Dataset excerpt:
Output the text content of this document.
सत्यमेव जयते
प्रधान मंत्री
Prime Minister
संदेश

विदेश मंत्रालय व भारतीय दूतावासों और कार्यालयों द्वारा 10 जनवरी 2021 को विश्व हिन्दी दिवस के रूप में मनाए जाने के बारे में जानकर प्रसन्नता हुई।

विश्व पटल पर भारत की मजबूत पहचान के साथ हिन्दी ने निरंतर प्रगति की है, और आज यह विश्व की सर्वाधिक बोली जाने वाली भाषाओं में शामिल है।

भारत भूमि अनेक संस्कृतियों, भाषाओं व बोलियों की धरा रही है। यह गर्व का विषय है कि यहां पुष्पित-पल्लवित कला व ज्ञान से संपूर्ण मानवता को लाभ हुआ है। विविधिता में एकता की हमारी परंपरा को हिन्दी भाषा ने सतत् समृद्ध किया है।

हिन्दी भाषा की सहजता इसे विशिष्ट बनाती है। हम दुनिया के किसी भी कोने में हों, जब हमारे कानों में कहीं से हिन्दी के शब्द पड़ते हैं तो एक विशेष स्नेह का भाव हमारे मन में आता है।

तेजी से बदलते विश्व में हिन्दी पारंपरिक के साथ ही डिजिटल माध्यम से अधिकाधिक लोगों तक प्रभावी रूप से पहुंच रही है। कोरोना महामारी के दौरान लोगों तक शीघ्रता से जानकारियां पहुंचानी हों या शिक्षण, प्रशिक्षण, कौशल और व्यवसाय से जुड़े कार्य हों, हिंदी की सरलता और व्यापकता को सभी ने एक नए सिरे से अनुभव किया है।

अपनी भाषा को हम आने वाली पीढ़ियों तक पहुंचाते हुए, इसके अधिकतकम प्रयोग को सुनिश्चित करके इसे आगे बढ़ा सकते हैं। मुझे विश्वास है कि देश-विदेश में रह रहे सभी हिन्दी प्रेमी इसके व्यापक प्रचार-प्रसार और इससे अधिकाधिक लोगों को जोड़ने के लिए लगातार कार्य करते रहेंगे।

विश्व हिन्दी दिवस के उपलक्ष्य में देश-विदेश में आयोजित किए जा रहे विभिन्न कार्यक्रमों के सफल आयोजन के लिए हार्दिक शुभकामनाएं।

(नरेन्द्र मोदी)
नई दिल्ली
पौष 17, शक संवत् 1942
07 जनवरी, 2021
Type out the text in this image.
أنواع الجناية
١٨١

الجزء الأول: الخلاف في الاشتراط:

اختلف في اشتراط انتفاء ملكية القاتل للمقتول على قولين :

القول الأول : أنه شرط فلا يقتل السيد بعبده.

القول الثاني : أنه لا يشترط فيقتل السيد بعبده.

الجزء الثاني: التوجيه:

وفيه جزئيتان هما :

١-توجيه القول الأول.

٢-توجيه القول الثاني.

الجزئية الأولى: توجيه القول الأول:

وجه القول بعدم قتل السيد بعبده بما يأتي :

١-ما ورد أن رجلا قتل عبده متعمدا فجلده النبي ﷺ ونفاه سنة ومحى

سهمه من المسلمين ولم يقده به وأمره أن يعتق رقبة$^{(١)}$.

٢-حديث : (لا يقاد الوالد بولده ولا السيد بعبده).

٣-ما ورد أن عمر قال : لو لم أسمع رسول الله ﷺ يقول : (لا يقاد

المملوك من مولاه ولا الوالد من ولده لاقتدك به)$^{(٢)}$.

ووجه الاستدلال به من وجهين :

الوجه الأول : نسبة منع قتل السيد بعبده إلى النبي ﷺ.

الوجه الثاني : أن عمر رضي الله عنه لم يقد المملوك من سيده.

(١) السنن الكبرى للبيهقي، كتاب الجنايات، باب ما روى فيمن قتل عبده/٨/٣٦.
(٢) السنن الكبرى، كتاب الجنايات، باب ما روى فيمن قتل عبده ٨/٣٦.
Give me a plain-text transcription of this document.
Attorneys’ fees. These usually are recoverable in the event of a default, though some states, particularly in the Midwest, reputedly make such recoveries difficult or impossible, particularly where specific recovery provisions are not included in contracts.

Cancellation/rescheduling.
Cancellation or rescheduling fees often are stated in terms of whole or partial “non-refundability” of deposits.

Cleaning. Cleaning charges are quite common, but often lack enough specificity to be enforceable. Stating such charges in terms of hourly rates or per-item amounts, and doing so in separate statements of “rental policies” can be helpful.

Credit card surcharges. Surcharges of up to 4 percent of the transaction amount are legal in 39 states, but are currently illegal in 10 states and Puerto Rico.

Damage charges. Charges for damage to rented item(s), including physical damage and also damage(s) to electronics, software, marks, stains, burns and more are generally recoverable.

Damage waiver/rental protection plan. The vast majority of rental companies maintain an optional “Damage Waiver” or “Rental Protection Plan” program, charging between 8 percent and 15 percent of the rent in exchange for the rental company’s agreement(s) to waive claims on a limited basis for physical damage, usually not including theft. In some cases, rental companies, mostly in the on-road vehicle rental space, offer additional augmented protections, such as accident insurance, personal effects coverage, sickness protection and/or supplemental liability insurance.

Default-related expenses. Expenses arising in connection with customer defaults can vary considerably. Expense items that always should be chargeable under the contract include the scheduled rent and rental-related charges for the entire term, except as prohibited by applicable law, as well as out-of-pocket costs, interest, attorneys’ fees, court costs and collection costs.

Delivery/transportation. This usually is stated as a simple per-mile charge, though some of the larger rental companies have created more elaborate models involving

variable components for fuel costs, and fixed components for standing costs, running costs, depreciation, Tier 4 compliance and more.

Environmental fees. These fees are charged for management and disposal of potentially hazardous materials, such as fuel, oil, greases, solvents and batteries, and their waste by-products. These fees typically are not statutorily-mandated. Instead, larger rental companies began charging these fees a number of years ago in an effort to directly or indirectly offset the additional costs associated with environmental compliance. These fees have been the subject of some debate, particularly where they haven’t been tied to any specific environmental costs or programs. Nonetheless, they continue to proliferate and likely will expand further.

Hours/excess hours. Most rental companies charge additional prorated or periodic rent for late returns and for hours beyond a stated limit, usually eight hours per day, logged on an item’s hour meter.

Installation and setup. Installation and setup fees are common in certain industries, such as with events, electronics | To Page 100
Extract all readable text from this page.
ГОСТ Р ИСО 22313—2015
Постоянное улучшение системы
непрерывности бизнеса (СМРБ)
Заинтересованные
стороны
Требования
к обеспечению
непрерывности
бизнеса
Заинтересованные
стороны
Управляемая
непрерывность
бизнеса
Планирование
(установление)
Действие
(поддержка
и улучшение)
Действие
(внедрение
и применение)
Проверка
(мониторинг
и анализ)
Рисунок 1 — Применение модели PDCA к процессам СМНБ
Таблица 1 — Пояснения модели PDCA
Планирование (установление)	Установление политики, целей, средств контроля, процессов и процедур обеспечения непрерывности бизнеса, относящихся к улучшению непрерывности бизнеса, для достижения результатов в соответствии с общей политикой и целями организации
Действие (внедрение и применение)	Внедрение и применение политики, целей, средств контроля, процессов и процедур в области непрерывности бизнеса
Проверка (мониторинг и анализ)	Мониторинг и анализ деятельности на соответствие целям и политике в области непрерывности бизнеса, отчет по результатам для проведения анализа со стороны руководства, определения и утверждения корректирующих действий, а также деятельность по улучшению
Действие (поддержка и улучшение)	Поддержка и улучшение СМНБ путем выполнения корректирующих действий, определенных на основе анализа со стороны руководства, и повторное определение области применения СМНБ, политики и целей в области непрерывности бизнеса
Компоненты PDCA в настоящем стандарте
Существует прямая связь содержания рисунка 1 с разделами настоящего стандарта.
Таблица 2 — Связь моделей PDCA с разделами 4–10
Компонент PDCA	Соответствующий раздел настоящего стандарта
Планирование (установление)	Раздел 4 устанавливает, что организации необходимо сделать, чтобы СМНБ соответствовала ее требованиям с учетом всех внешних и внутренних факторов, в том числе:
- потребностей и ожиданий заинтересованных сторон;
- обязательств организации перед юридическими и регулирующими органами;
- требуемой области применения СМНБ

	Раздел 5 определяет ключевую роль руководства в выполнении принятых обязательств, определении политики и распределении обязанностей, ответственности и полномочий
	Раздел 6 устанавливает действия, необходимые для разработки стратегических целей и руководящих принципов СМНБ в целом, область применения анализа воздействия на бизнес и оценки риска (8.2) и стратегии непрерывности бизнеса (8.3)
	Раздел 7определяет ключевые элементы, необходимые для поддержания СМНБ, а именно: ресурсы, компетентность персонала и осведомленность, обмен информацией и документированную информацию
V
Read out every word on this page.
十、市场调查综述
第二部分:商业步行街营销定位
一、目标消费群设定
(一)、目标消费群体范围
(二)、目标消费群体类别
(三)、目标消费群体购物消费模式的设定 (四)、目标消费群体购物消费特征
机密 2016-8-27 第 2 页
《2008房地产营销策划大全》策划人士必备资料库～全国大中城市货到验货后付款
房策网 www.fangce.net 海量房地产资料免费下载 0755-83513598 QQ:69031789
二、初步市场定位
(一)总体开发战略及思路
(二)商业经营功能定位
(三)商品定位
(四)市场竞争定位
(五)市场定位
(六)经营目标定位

EXERCISE: Gather and return every line that holds the string "стандарта".

COMPLETE ANSWER:
Существует прямая связь содержания рисунка 1 с разделами настоящего стандарта.
Компонент PDCA	Соответствующий раздел настоящего стандарта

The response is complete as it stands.